* BEGIN DATA FOR PROCESSING *

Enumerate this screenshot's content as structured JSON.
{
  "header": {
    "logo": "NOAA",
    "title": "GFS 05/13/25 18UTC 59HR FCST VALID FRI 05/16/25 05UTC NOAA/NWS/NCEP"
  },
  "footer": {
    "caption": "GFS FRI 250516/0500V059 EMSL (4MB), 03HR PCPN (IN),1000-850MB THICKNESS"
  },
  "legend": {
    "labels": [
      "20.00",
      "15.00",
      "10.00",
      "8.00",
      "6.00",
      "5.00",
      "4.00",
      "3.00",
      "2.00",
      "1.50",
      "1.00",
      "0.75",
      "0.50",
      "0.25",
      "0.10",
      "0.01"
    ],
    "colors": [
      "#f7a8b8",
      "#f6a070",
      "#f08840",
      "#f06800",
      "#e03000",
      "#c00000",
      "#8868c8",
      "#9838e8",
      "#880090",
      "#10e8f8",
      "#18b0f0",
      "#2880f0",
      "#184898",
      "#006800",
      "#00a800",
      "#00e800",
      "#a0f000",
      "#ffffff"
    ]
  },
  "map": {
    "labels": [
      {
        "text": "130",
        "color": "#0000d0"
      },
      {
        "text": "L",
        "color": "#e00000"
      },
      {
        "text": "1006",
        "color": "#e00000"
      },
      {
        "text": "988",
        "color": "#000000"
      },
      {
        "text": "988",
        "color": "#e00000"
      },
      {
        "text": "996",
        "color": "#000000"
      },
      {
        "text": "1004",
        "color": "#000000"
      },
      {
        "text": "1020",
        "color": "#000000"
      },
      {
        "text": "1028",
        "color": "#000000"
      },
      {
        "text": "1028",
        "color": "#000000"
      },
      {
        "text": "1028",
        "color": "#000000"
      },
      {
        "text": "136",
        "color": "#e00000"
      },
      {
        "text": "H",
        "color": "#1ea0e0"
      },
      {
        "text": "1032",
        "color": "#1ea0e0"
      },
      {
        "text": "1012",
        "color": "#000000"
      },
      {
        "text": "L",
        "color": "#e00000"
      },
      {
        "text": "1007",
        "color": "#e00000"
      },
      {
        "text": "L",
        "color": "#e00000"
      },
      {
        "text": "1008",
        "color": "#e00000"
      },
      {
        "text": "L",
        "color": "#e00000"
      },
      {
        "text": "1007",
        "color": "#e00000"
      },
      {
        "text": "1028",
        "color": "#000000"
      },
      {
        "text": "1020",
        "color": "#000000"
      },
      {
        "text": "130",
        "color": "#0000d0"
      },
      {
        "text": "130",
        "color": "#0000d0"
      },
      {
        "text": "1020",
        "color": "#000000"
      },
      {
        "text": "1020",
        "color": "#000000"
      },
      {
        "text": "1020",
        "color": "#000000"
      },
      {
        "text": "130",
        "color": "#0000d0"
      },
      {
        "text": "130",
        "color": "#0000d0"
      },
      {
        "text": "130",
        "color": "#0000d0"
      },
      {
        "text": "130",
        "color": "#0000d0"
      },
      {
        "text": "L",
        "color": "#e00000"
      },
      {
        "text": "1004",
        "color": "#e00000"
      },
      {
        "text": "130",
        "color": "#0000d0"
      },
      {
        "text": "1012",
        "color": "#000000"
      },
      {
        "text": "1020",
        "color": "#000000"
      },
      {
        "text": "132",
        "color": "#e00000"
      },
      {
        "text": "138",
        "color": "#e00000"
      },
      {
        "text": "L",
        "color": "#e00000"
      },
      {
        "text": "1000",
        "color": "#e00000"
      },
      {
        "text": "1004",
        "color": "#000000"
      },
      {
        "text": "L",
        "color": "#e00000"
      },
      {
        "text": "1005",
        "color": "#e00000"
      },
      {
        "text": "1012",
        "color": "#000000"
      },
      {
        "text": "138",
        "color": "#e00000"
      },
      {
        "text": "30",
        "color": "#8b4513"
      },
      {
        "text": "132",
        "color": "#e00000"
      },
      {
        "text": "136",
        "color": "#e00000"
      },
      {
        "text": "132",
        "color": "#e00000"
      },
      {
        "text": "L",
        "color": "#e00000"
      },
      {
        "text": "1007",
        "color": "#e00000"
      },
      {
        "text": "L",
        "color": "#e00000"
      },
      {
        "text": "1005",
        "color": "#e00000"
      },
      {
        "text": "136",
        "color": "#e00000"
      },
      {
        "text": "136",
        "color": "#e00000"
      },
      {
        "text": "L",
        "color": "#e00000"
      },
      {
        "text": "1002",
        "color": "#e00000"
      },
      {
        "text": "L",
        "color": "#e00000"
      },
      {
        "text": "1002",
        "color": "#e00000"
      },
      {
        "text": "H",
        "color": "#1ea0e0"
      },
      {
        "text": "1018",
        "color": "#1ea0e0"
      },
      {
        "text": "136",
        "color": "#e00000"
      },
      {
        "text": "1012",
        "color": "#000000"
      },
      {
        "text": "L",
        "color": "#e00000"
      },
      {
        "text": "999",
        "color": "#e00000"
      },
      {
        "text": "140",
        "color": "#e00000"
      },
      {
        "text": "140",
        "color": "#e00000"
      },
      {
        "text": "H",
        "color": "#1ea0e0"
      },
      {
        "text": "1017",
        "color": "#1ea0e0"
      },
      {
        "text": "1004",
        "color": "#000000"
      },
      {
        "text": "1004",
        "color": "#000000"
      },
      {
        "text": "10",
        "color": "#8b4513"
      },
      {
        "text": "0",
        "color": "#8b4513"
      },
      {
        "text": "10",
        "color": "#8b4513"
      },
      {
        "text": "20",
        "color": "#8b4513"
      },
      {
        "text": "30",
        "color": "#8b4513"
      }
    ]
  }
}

* END DATA FOR PROCESSING *
* BEGIN DATA FOR PROCESSING *

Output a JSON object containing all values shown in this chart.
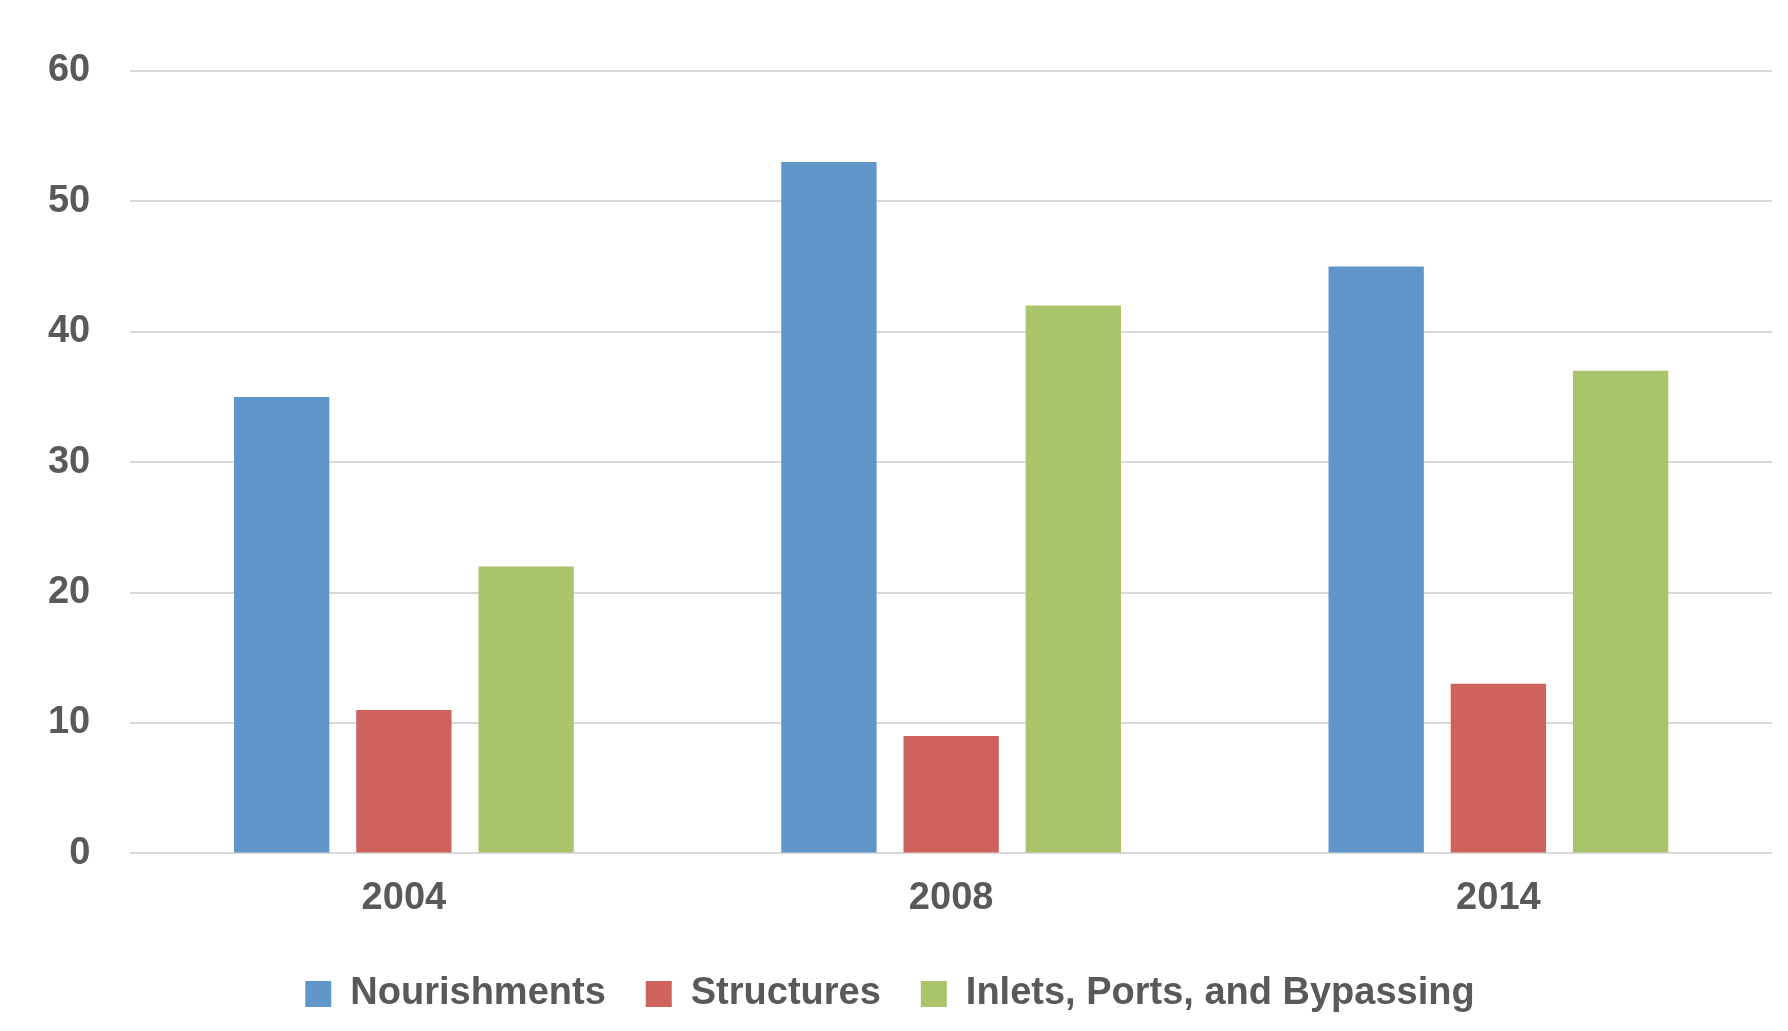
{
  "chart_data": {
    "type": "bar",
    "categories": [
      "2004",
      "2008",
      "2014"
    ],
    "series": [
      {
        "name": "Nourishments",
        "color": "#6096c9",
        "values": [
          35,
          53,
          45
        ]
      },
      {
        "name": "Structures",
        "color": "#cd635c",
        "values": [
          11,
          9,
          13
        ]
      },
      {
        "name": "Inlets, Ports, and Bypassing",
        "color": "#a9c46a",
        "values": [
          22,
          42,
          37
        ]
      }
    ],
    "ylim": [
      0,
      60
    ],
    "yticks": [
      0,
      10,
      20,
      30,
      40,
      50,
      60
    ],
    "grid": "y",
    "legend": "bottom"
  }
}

* END DATA FOR PROCESSING *
* BEGIN DATA FOR PROCESSING *

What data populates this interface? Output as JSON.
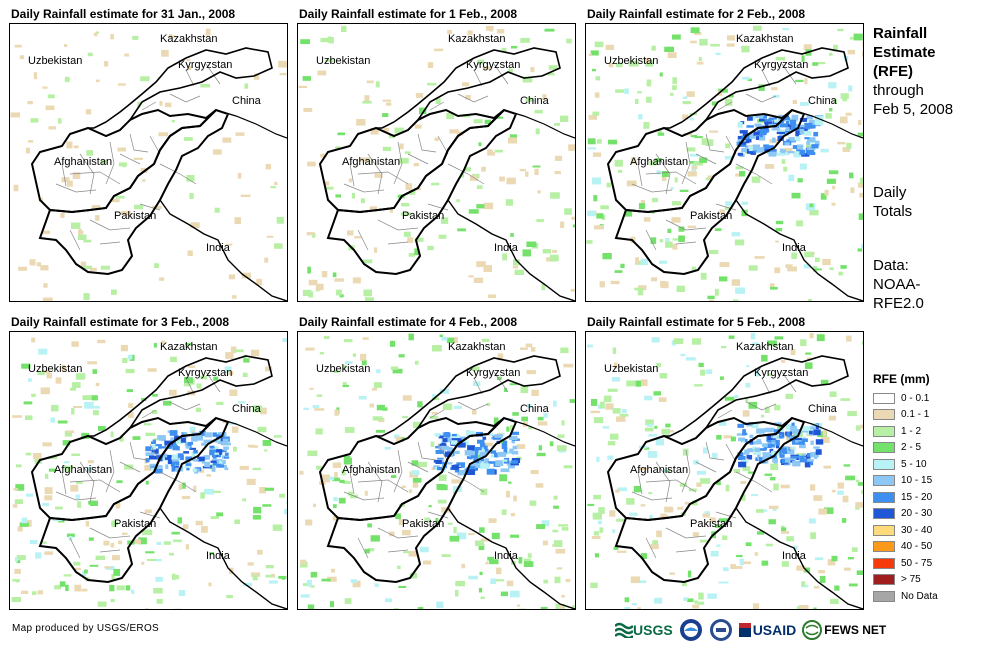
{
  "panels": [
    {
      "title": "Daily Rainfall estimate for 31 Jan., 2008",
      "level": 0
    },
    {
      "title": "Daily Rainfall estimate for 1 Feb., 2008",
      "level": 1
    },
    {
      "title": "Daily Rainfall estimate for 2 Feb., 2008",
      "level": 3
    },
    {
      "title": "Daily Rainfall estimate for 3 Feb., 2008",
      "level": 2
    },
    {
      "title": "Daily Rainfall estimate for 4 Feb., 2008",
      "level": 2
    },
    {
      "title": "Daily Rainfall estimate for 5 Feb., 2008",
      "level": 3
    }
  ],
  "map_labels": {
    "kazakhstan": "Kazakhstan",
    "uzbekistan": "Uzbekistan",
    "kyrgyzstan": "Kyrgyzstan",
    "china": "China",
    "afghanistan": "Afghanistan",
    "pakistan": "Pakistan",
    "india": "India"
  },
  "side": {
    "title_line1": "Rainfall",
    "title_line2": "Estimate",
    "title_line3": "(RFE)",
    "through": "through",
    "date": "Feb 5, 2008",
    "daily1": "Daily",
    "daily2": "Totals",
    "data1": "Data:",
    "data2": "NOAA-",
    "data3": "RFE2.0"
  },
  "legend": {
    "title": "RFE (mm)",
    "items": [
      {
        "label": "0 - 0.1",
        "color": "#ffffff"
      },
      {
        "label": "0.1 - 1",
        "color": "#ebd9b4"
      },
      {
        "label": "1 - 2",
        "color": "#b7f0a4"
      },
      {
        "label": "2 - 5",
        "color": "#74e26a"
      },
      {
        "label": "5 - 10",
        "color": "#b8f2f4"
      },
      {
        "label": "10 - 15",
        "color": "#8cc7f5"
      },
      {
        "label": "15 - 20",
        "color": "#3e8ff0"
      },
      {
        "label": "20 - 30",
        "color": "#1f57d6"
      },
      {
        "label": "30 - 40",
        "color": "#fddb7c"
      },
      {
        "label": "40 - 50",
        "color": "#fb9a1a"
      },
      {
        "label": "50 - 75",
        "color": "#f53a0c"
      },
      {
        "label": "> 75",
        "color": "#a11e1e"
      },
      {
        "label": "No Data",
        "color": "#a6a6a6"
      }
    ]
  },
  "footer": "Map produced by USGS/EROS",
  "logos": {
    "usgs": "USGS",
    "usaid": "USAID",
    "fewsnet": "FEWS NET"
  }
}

* END DATA FOR PROCESSING *

# TASK PROMPT
Only a number is needed: how many lines of the material above contain "Output"?

# SOLUTION TO THIS EXERCISE
2